──────── Data excerpts

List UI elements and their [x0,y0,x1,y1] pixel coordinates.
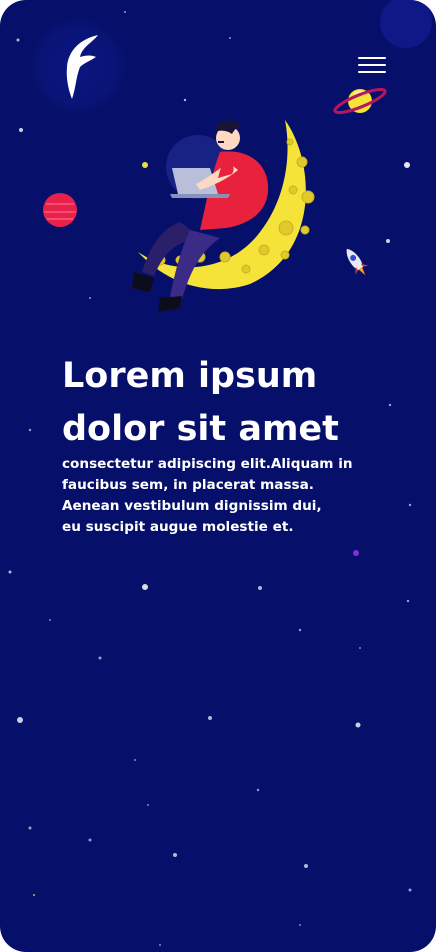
app-screen: Lorem ipsum dolor sit amet consectetur a… [0,0,436,952]
ringed-planet-icon [333,87,387,115]
menu-line [358,71,386,73]
f-logo-icon [66,35,98,99]
hero-title-line-1: Lorem ipsum [62,356,318,396]
red-planet-icon [43,193,77,227]
hero-description-line: consectetur adipiscing elit.Aliquam in [62,456,353,472]
hero-description-line: eu suscipit augue molestie et. [62,519,294,535]
hamburger-menu-button[interactable] [352,50,392,80]
person-with-laptop-on-moon-illustration [132,120,315,312]
hero-description-line: faucibus sem, in placerat massa. [62,477,314,493]
menu-line [358,57,386,59]
rocket-icon [346,248,369,276]
hero-description: consectetur adipiscing elit.Aliquam in f… [62,454,392,538]
hero-title-line-2: dolor sit amet [62,409,339,449]
brand-logo[interactable] [30,18,126,114]
hero-description-line: Aenean vestibulum dignissim dui, [62,498,322,514]
menu-line [358,64,386,66]
hero-title: Lorem ipsum dolor sit amet [62,350,402,456]
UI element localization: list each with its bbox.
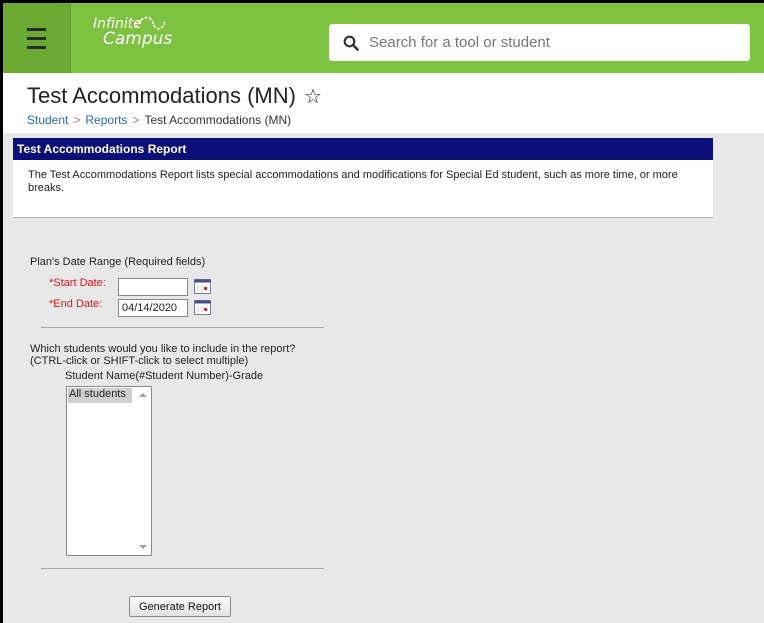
students-question-line1: Which students would you like to include…: [30, 343, 296, 355]
list-item[interactable]: All students: [68, 388, 132, 403]
divider: [41, 568, 324, 569]
search-input[interactable]: [369, 34, 729, 51]
search-icon: [343, 35, 359, 51]
page-title: Test Accommodations (MN) ☆: [27, 83, 322, 109]
app-window: Infinite Campus Test Accommodations (MN)…: [0, 0, 764, 623]
divider: [41, 327, 324, 328]
content-area: Test Accommodations Report The Test Acco…: [3, 133, 764, 623]
logo-swoosh-icon: [135, 16, 166, 30]
star-icon[interactable]: ☆: [304, 84, 322, 109]
scroll-up-icon[interactable]: [139, 393, 147, 397]
top-bar: Infinite Campus: [3, 3, 764, 73]
students-question-line2: (CTRL-click or SHIFT-click to select mul…: [30, 355, 249, 367]
calendar-icon[interactable]: [194, 300, 211, 315]
breadcrumb-student[interactable]: Student: [27, 113, 68, 127]
menu-button[interactable]: [3, 3, 71, 73]
breadcrumb-separator: >: [73, 113, 81, 127]
end-date-label: *End Date:: [49, 298, 103, 310]
breadcrumb-separator: >: [132, 113, 140, 127]
scroll-down-icon[interactable]: [139, 545, 147, 549]
page-title-text: Test Accommodations (MN): [27, 83, 296, 108]
breadcrumb: Student > Reports > Test Accommodations (MN): [27, 113, 291, 127]
report-header: Test Accommodations Report: [13, 138, 713, 160]
listbox-scrollbar[interactable]: [135, 387, 151, 555]
search-box[interactable]: [329, 24, 750, 61]
students-list-header: Student Name(#Student Number)-Grade: [65, 370, 264, 382]
end-date-input[interactable]: [118, 299, 188, 317]
report-form: Plan's Date Range (Required fields) *Sta…: [13, 218, 713, 623]
breadcrumb-current: Test Accommodations (MN): [144, 113, 292, 127]
start-date-label: *Start Date:: [49, 277, 106, 289]
page-header: Test Accommodations (MN) ☆ Student > Repor…: [3, 73, 764, 133]
calendar-icon[interactable]: [194, 279, 211, 294]
report-info-panel: Test Accommodations Report The Test Acco…: [13, 138, 713, 218]
start-date-input[interactable]: [118, 278, 188, 296]
students-listbox[interactable]: All students: [66, 386, 152, 556]
breadcrumb-reports[interactable]: Reports: [85, 113, 127, 127]
report-description: The Test Accommodations Report lists spe…: [28, 169, 678, 194]
infinite-campus-logo[interactable]: Infinite Campus: [93, 16, 172, 48]
generate-report-button[interactable]: Generate Report: [129, 596, 231, 617]
hamburger-icon: [27, 25, 46, 52]
date-range-label: Plan's Date Range (Required fields): [30, 256, 206, 268]
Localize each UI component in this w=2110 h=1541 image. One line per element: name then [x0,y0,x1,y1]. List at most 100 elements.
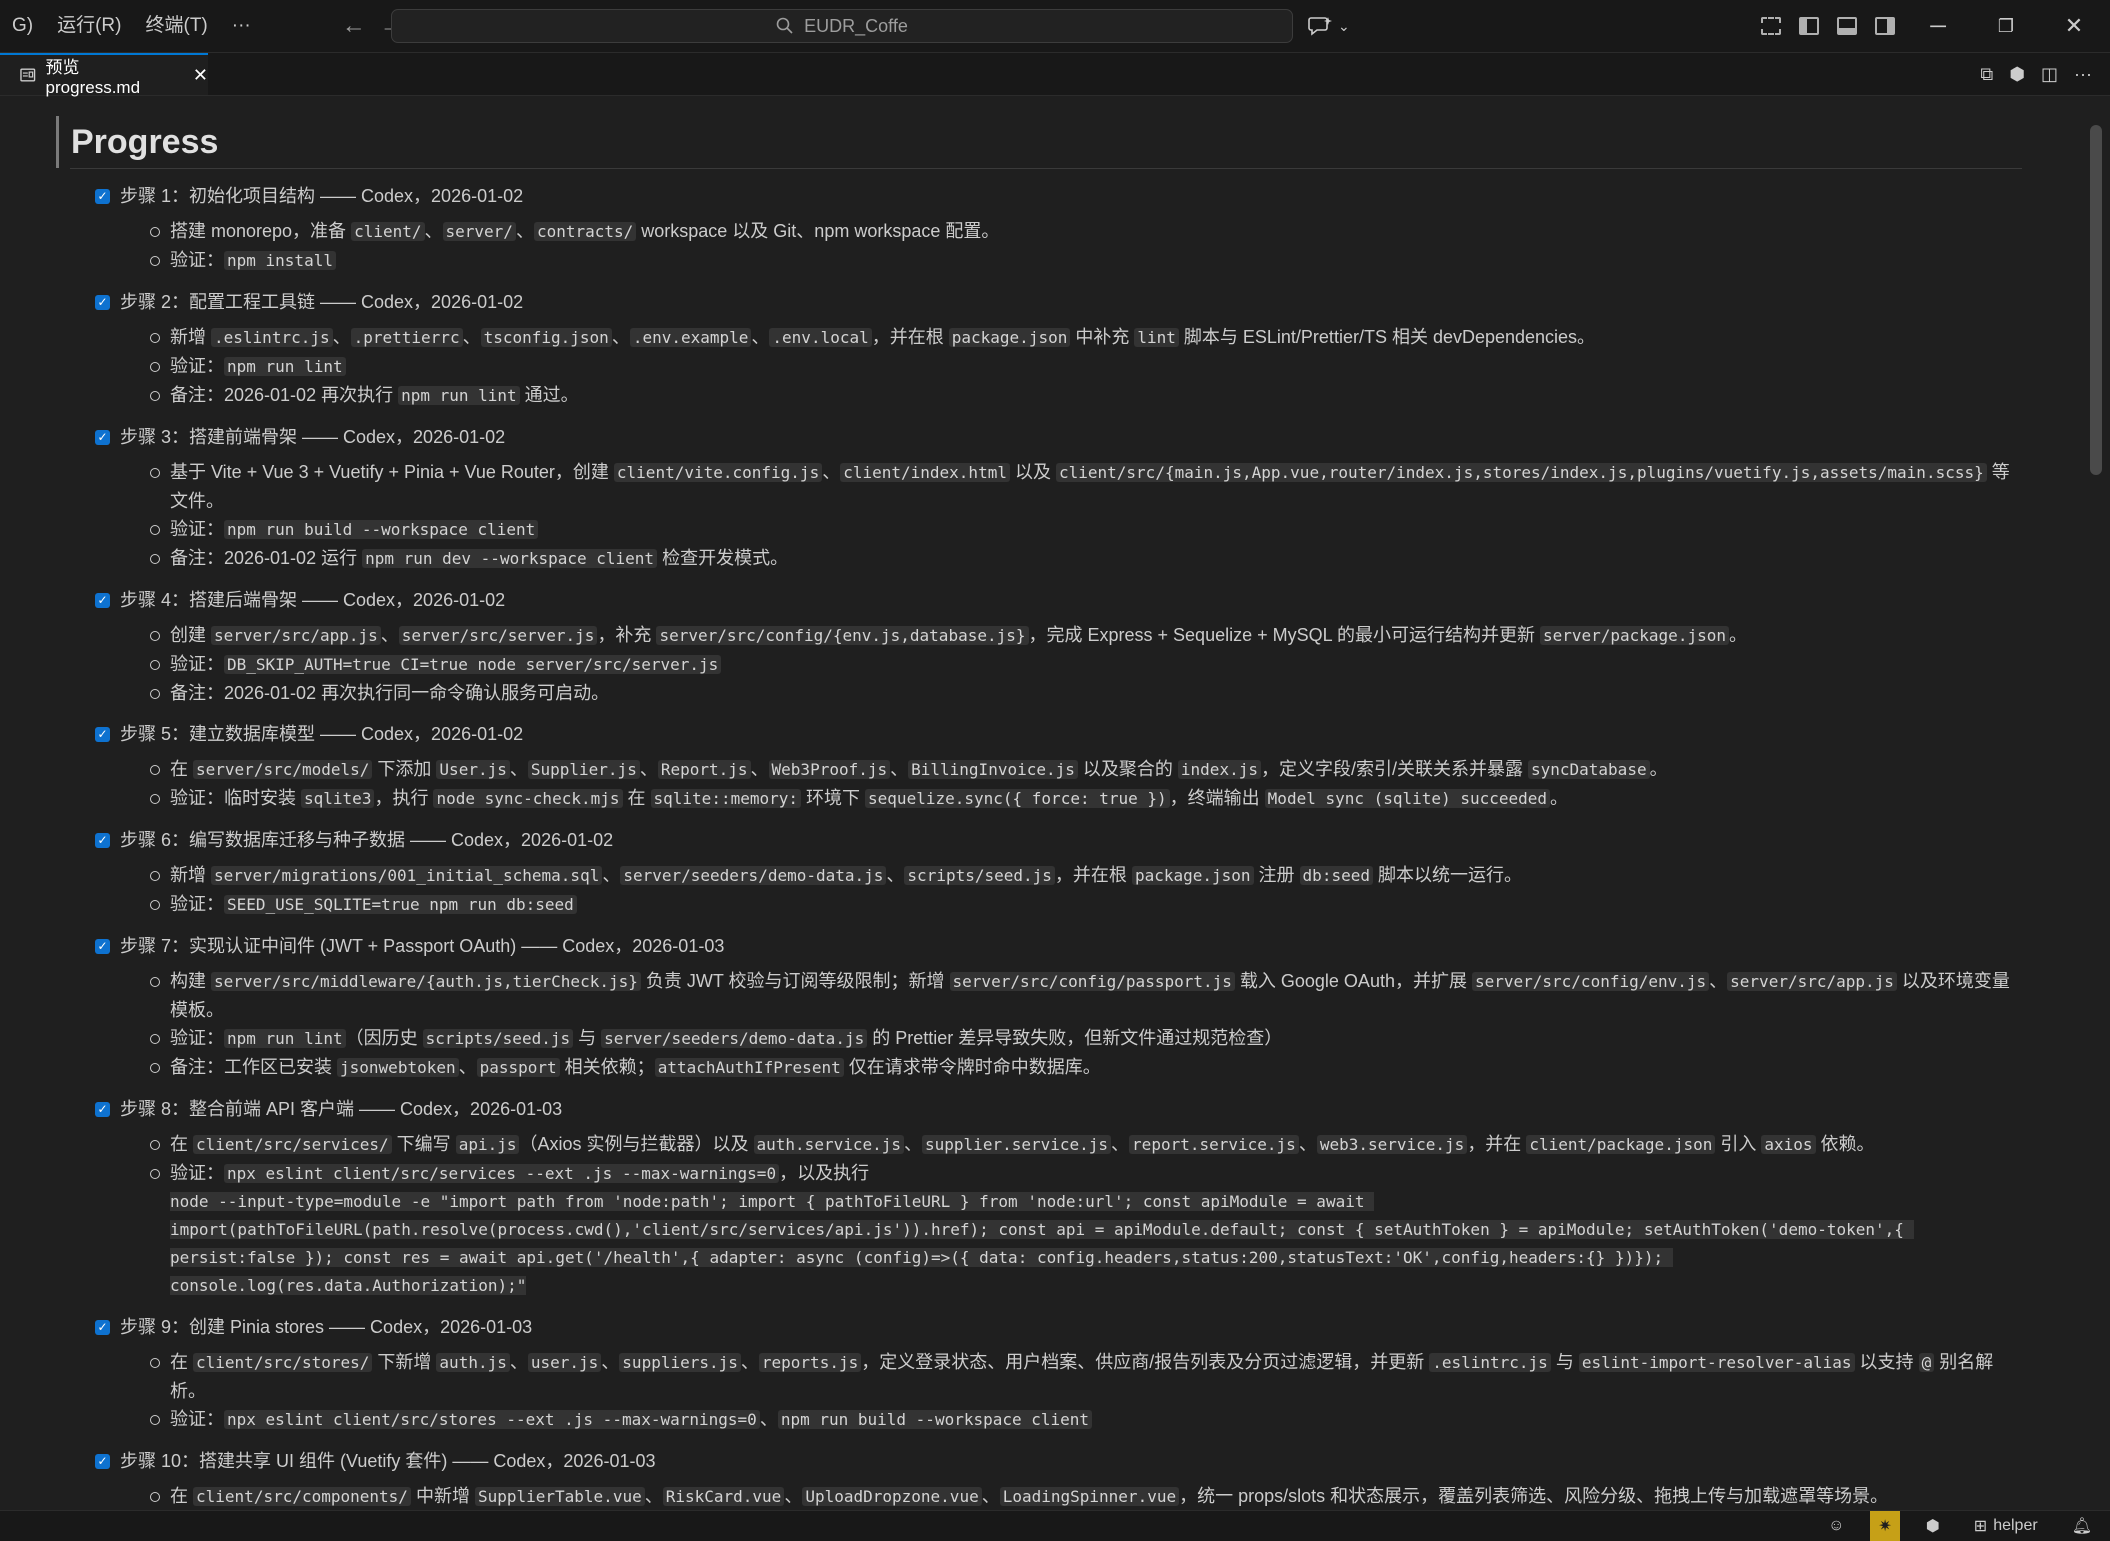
list-item: 验证： npx eslint client/src/services --ext … [150,1159,2025,1300]
inline-code: user.js [527,1353,602,1372]
step-checkbox[interactable]: ✓ [95,294,110,310]
step-item: ✓ 步骤 7：实现认证中间件 (JWT + Passport OAuth) —— … [95,931,2025,1082]
close-window-icon[interactable]: ✕ [2040,13,2108,39]
menu-more-button[interactable]: ··· [220,0,263,52]
list-item: 备注：2026-01-02 运行 npm run dev --workspace… [150,544,2025,573]
list-item: 备注：2026-01-02 再次执行同一命令确认服务可启动。 [150,679,2025,707]
copilot-status-icon[interactable]: ☺ [1820,1511,1852,1541]
step-heading-text: 步骤 5：建立数据库模型 —— Codex，2026-01-02 [120,724,524,744]
copilot-area: ⌄ [1308,0,1350,52]
editor-tab-bar: 预览 progress.md ✕ ⧉ ⬢ ◫ ··· [0,53,2110,97]
item-text: 、 [515,221,534,241]
toggle-panel-icon[interactable] [1837,17,1857,35]
open-source-icon[interactable]: ⧉ [1980,64,1993,85]
list-item: 验证： npx eslint client/src/stores --ext .j… [150,1405,2025,1434]
step-checkbox[interactable]: ✓ [95,188,110,204]
vertical-scrollbar[interactable] [2090,125,2102,1515]
item-text: 通过。 [519,385,579,405]
step-heading: ✓ 步骤 8：整合前端 API 客户端 —— Codex，2026-01-03 [95,1094,2025,1124]
list-item: 搭建 monorepo，准备 client/、 server/、 contracts… [150,217,2025,246]
step-detail-list: 搭建 monorepo，准备 client/、 server/、 contracts… [95,217,2025,275]
menu-item-g[interactable]: G) [0,0,45,52]
inline-code: SEED_USE_SQLITE=true npm run db:seed [224,895,577,914]
item-text: 、 [1111,1134,1130,1154]
item-text: 在 [622,788,651,808]
inline-code: client/src/components/ [193,1487,411,1506]
step-heading: ✓ 步骤 9：创建 Pinia stores —— Codex，2026-01-0… [95,1312,2025,1342]
step-checkbox[interactable]: ✓ [95,1453,110,1469]
step-checkbox[interactable]: ✓ [95,1319,110,1335]
close-tab-icon[interactable]: ✕ [193,65,208,86]
minimize-icon[interactable]: ─ [1904,13,1972,39]
step-checkbox[interactable]: ✓ [95,1101,110,1117]
extension-icon[interactable]: ⬢ [2009,64,2025,85]
list-item: 在 client/src/components/ 中新增 SupplierTab… [150,1482,2025,1506]
step-checkbox[interactable]: ✓ [95,726,110,742]
inline-code: client/package.json [1526,1135,1716,1154]
item-text: 、 [981,1486,1000,1506]
inline-code: @ [1918,1353,1935,1372]
item-text: 、 [611,327,630,347]
item-text: 验证： [170,894,224,914]
scrollbar-thumb[interactable] [2090,125,2102,475]
extension-status-icon[interactable]: ⬢ [1918,1511,1948,1541]
inline-code: server/src/config/{env.js,database.js} [656,626,1029,645]
item-text: ，定义登录状态、用户档案、供应商/报告列表及分页过滤逻辑，并更新 [861,1352,1430,1372]
inline-code: client/src/stores/ [193,1353,373,1372]
item-text: ，并在根 [1054,865,1132,885]
item-text: 、 [601,1352,620,1372]
step-heading-text: 步骤 9：创建 Pinia stores —— Codex，2026-01-03 [120,1317,533,1337]
inline-code: npm run build --workspace client [224,520,539,539]
item-text: 、 [509,759,528,779]
list-item: 构建 server/src/middleware/{auth.js,tierCh… [150,967,2025,1024]
step-detail-list: 在 client/src/components/ 中新增 SupplierTab… [95,1482,2025,1506]
toggle-secondary-sidebar-icon[interactable] [1875,17,1895,35]
step-heading-text: 步骤 8：整合前端 API 客户端 —— Codex，2026-01-03 [120,1099,563,1119]
split-editor-icon[interactable]: ◫ [2041,64,2058,85]
item-text: 以支持 [1854,1352,1919,1372]
step-checkbox[interactable]: ✓ [95,938,110,954]
bug-status-icon[interactable]: ✷ [1870,1511,1900,1541]
step-detail-list: 构建 server/src/middleware/{auth.js,tierCh… [95,967,2025,1082]
inline-code: server/src/config/env.js [1471,972,1710,991]
customize-layout-icon[interactable] [1761,17,1781,35]
more-actions-icon[interactable]: ··· [2074,64,2092,85]
step-item: ✓ 步骤 4：搭建后端骨架 —— Codex，2026-01-02 创建 serve… [95,585,2025,707]
chevron-down-icon[interactable]: ⌄ [1338,18,1350,35]
inline-code: api.js [455,1135,520,1154]
notifications-icon[interactable]: 🔔︎ [2064,1511,2100,1541]
inline-code: Web3Proof.js [768,760,891,779]
step-checkbox[interactable]: ✓ [95,592,110,608]
item-text: 引入 [1715,1134,1762,1154]
toggle-primary-sidebar-icon[interactable] [1799,17,1819,35]
step-checkbox[interactable]: ✓ [95,832,110,848]
inline-code: suppliers.js [619,1353,741,1372]
inline-code: server/seeders/demo-data.js [601,1029,868,1048]
item-text: ，终端输出 [1169,788,1265,808]
layout-controls [1752,0,1904,52]
step-heading-text: 步骤 10：搭建共享 UI 组件 (Vuetify 套件) —— Codex，2… [120,1451,656,1471]
step-detail-list: 新增 server/migrations/001_initial_schema.… [95,861,2025,919]
tab-preview-progress[interactable]: 预览 progress.md ✕ [0,53,208,97]
item-text: 。 [1649,759,1668,779]
chat-sparkle-icon[interactable] [1308,15,1334,37]
inline-code: server/src/config/passport.js [949,972,1235,991]
item-text: ，以及执行 [779,1163,870,1183]
menu-item-run[interactable]: 运行(R) [45,0,133,52]
list-item: 验证： DB_SKIP_AUTH=true CI=true node server… [150,650,2025,679]
inline-code: Supplier.js [527,760,640,779]
inline-code: index.js [1177,760,1261,779]
inline-code: UploadDropzone.vue [802,1487,982,1506]
command-center-search[interactable]: EUDR_Coffe [391,9,1293,43]
step-checkbox[interactable]: ✓ [95,429,110,445]
back-arrow-icon[interactable]: ← [335,12,373,40]
item-text: 注册 [1253,865,1300,885]
item-text: 在 [170,1486,194,1506]
inline-code: scripts/seed.js [904,866,1055,885]
menu-item-terminal[interactable]: 终端(T) [134,0,220,52]
inline-code: npx eslint client/src/services --ext .js… [224,1164,780,1183]
account-status[interactable]: ⊞ helper [1966,1511,2046,1541]
inline-code: sqlite3 [301,789,375,808]
markdown-preview[interactable]: Progress ✓ 步骤 1：初始化项目结构 —— Codex，2026-01-… [0,96,2086,1506]
restore-icon[interactable]: ❐ [1972,16,2040,37]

────────────────

**Requirements:**
Copy the data from the line with "list-item: 验证： npx eslint client/src/services" up to and including the line with "toggle-panel-icon[interactable] [1837,17,1857,35]", changing "close-window-icon" to "close-button" and leaving everything else the same.

**Expected answer:**
list-item: 验证： npx eslint client/src/services --ext … [150,1159,2025,1300]
inline-code: user.js [527,1353,602,1372]
step-checkbox[interactable]: ✓ [95,294,110,310]
step-item: ✓ 步骤 7：实现认证中间件 (JWT + Passport OAuth) —— … [95,931,2025,1082]
close-button[interactable]: ✕ [2040,13,2108,39]
menu-more-button[interactable]: ··· [220,0,263,52]
list-item: 备注：2026-01-02 运行 npm run dev --workspace… [150,544,2025,573]
list-item: 备注：2026-01-02 再次执行同一命令确认服务可启动。 [150,679,2025,707]
copilot-status-icon[interactable]: ☺ [1820,1511,1852,1541]
step-heading-text: 步骤 5：建立数据库模型 —— Codex，2026-01-02 [120,724,524,744]
copilot-area: ⌄ [1308,0,1350,52]
editor-tab-bar: 预览 progress.md ✕ ⧉ ⬢ ◫ ··· [0,53,2110,97]
item-text: 、 [515,221,534,241]
toggle-panel-icon[interactable] [1837,17,1857,35]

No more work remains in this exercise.